Selected excerpt:
# # # # # # #
Mother protects son’s memory



TERRE HAUTE, Ind. (WTHI) – On Wednesday, News 10 brought you the story of Jasper Foote.

Jasper and Rowan Foote are the twin sons to Kim and Chris Foote. Although Rowan was born healthy as can be, Jasper wasn’t as lucky.

“When the twins were born Jasper was immediately whisked away to Riley Children’s Hospital,” said Kim Foote, Jasper and Rowan’s mother.

Jasper was born with a congenital heart defect called hypoplastic left heart syndrome. This cause the left side of his heart to not work, leaving him with a “65%” chance of survival.

After Jasper was born, doctors discovered he also had another heart defect called intact atrial septum.

He died at only 4-months-old.

A mother’s instinct is to protect her children. Now it’s Kim Foote’s mission to protect her son’s memory.

She’s honoring her baby by giving back to Riley Hospital for Children where Jasper spent his entire life.

On the twins’ first birthday, she shared on social media that she was collecting Jasper’s favorite toy to donate to Riley.

“After I posted that on Facebook we would come home and our porch would just be filled with Amazon boxes and boxes and boxes,” said Foote.

The Footes ended up with 125 therapeutic elephants to donate to Riley. This was made possible with the help of friends, family and even complete strangers who purchased Jasper’s favorite toy as a tribute to him on what would have been his first birthday.

A deed so important to Foote because Riley Hospital became her second home. A place that feels quite familiar to her in fact because she’s a nurse herself.

As a nurse herself, Foote could read the doctor’s and nurse’s faces. She knew just how bad Jasper’s health was.
# # # # # # #
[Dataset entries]

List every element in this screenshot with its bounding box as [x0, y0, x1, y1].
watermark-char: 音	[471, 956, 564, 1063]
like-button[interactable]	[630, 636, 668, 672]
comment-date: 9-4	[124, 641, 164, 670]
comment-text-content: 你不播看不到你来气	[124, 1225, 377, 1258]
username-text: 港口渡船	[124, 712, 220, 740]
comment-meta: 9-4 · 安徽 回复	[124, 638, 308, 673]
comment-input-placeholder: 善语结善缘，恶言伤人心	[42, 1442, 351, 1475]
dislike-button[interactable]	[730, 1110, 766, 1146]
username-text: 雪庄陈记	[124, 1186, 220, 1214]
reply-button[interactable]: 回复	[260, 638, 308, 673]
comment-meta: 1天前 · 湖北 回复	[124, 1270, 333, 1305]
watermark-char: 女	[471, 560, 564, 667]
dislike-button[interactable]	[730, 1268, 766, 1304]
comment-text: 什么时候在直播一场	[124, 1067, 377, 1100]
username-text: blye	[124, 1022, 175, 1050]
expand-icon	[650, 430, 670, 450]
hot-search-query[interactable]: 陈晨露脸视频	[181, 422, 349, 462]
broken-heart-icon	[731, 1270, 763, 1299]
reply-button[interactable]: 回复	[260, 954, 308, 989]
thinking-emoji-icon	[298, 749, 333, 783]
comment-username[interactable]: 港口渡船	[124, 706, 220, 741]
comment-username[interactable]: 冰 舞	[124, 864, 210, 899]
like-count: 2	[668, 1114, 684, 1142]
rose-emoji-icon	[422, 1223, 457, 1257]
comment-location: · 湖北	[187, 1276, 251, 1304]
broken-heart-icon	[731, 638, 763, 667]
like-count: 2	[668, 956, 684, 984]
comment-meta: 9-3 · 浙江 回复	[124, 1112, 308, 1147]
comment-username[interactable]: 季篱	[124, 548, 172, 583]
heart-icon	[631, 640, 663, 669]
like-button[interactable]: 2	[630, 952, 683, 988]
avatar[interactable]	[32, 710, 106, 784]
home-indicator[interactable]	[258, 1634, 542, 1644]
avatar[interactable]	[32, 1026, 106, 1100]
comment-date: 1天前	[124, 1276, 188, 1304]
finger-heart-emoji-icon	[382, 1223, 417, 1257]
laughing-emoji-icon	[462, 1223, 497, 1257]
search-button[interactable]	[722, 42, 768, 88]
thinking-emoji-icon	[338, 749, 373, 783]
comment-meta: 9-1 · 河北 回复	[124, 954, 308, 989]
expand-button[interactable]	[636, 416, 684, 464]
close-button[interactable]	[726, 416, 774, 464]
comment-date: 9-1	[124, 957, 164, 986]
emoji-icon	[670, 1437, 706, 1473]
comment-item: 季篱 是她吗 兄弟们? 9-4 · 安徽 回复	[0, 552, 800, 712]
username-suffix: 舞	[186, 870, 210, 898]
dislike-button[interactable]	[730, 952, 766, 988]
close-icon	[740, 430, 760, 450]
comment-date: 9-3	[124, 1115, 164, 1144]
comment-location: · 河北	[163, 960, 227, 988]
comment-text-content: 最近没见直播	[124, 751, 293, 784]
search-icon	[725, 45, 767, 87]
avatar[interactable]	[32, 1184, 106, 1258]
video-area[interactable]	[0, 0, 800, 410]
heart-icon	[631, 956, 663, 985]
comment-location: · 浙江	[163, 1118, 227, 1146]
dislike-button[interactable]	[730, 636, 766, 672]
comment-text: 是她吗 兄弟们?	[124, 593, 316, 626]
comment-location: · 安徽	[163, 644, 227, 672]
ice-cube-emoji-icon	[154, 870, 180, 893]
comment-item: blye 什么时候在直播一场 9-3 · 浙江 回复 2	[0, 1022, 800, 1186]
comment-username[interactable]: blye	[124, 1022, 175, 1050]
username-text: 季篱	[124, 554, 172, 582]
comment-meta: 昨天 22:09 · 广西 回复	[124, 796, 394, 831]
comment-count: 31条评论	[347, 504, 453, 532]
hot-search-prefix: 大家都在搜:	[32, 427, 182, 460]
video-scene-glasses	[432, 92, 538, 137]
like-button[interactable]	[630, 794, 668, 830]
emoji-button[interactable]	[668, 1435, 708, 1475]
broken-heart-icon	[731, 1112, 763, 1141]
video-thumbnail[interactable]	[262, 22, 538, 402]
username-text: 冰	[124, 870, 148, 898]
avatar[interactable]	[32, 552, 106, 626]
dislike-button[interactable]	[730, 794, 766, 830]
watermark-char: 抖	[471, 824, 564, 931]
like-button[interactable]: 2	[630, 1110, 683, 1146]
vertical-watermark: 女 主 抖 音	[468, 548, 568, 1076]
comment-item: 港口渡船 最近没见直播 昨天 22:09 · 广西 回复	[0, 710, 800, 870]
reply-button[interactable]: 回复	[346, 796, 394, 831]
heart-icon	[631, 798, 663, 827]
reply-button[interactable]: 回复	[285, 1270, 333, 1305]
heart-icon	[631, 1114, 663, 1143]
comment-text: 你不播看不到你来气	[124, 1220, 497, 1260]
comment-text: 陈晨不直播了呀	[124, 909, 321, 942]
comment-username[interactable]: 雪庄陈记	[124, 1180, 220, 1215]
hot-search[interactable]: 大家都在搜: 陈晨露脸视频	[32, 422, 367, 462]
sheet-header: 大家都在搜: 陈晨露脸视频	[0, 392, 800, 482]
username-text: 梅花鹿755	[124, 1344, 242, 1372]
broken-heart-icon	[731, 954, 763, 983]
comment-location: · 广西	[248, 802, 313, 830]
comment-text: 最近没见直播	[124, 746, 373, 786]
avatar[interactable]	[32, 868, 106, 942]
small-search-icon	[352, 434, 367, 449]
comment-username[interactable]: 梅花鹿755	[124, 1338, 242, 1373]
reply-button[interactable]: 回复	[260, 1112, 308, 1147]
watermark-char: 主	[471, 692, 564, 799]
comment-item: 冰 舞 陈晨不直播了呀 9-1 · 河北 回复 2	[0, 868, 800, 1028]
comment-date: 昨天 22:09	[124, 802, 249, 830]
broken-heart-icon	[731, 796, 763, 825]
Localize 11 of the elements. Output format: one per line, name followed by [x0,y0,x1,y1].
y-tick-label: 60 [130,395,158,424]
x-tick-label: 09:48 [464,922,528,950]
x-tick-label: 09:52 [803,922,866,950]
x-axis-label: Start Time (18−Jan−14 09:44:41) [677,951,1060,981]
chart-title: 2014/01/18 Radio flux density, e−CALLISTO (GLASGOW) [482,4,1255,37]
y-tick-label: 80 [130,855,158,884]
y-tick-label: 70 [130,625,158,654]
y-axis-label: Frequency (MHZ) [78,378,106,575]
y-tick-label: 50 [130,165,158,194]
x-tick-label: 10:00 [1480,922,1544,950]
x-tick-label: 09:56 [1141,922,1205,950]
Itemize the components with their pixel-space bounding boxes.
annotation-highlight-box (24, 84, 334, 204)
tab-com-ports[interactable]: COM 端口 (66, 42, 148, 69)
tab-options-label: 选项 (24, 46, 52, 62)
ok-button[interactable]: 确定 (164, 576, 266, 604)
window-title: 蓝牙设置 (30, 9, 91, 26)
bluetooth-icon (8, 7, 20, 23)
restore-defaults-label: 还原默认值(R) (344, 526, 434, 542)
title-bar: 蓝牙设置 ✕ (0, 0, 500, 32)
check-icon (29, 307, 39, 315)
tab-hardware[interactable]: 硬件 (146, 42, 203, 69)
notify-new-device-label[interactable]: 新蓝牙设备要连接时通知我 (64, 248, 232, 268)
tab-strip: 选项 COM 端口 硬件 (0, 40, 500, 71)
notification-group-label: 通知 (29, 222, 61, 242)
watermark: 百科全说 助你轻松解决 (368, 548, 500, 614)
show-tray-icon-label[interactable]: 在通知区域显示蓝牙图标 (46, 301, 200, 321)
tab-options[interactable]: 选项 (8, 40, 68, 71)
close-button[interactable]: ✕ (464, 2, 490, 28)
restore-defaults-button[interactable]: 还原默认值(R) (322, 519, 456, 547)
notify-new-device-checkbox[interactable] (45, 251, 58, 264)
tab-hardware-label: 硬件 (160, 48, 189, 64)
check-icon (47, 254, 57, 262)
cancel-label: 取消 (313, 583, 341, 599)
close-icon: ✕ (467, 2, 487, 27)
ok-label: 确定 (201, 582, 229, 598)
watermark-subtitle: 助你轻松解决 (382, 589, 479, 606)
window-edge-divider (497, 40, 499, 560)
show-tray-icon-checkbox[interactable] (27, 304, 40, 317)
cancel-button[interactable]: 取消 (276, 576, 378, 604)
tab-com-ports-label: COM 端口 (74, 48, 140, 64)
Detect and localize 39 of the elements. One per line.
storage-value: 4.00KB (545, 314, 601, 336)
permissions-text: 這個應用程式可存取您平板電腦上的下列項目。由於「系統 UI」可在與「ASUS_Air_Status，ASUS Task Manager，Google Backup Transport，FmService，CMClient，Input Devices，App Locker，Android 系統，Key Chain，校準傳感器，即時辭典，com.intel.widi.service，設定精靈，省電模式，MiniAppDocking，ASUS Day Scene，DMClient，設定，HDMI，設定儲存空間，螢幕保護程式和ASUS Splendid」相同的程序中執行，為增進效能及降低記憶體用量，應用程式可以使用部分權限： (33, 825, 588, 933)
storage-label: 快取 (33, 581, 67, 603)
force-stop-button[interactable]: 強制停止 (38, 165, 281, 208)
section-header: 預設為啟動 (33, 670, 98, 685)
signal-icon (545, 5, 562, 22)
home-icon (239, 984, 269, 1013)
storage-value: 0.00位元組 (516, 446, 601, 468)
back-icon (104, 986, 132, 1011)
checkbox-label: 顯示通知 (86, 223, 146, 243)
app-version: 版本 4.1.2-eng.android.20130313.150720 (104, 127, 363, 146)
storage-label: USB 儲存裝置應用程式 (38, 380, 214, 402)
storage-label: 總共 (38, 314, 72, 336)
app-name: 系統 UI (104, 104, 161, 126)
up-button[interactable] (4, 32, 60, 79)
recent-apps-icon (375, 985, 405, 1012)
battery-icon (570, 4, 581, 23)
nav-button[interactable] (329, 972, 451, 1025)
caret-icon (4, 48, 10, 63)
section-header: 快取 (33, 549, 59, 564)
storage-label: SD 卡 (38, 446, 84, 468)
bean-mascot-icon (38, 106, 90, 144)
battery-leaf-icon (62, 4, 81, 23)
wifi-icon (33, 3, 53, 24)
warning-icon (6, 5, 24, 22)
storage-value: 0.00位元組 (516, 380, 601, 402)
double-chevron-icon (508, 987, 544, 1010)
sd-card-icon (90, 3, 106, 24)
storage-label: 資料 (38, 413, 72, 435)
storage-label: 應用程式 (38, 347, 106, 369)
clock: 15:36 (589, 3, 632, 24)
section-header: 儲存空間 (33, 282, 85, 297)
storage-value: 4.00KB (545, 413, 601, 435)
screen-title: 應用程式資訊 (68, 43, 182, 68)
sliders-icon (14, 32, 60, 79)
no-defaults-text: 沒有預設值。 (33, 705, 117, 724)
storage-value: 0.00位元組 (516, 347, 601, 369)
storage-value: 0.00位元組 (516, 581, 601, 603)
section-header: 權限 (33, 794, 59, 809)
# # # # # # #
Prompt: Continue the news story about Jasper Foote from the point where it stops.

Exercise answer:
“It was beneficial that I understood but it was detrimental because I understood all too well,” said Foote.

After Jasper passed away and Kim returned to her job, she found the memories flooding back at home and at work.

“There were many times I would leave work in tears,” said Foote.

The support of the other nurses got her through those dreaded days, giving her the strength to fight for awareness of the condition that took her son.

“I feel like we’ve known her for so much more than these two months and not just as a nurse but as a really inspiring person,” said Kim Keister, Director of the Wound Healing Center at Union Hospital where Foote works.

Giving her the strength to fight for awareness of the condition that took her son.

As Kim continues to spend her days in a hospital room, she cares for her patients with a deeper understanding. Knowing what it’s like first hand to be on the other side of that hospital bed.

Foote is also raising money for research of Jasper’s congenital heart condition. She created a group called “Team Jasper” that will walk in the Congenital Heart Walk in Indianapolis in May.